* [DATASET ROWS]
>>

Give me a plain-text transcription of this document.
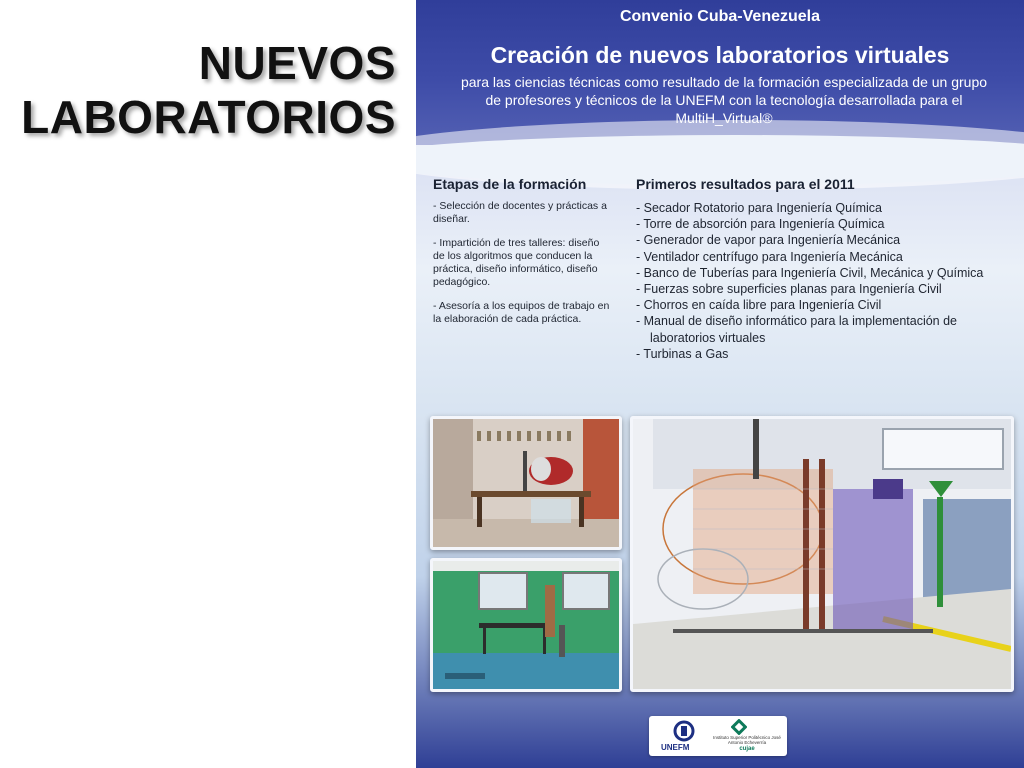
NUEVOS
LABORATORIOS
Convenio Cuba-Venezuela
Creación de nuevos laboratorios virtuales
para las ciencias técnicas como resultado de la formación especializada de un grupo de profesores y técnicos de la UNEFM con la tecnología desarrollada para el MultiH_Virtual®
Etapas de la formación

- Selección de docentes y prácticas a diseñar.

- Impartición de tres talleres: diseño de los algoritmos que conducen la práctica, diseño informático, diseño pedagógico.

- Asesoría a los equipos de trabajo en la elaboración de cada práctica.

Primeros resultados para el 2011
- Secador Rotatorio para Ingeniería Química
- Torre de absorción para Ingeniería Química
- Generador de vapor para Ingeniería Mecánica
- Ventilador centrífugo para Ingeniería Mecánica
- Banco de Tuberías para Ingeniería Civil, Mecánica y Química
- Fuerzas sobre superficies planas para Ingeniería Civil
- Chorros en caída libre para Ingeniería Civil
- Manual de diseño informático para la implementación de laboratorios virtuales
- Turbinas a Gas
UNEFM
Instituto Superior Politécnico José Antonio Echeverría
cujae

<<

* [THE PROBLEM] Every record above should come back exactly, but without its pictures.

* [WORKED SOLUTION]
Give me a plain-text transcription of this document.
NUEVOS
LABORATORIOS
Convenio Cuba-Venezuela
Creación de nuevos laboratorios virtuales
para las ciencias técnicas como resultado de la formación especializada de un grupo de profesores y técnicos de la UNEFM con la tecnología desarrollada para el MultiH_Virtual®
Etapas de la formación

- Selección de docentes y prácticas a diseñar.

- Impartición de tres talleres: diseño de los algoritmos que conducen la práctica, diseño informático, diseño pedagógico.

- Asesoría a los equipos de trabajo en la elaboración de cada práctica.

Primeros resultados para el 2011
- Secador Rotatorio para Ingeniería Química
- Torre de absorción para Ingeniería Química
- Generador de vapor para Ingeniería Mecánica
- Ventilador centrífugo para Ingeniería Mecánica
- Banco de Tuberías para Ingeniería Civil, Mecánica y Química
- Fuerzas sobre superficies planas para Ingeniería Civil
- Chorros en caída libre para Ingeniería Civil
- Manual de diseño informático para la implementación de laboratorios virtuales
- Turbinas a Gas
UNEFM
Instituto Superior Politécnico José Antonio Echeverría
cujae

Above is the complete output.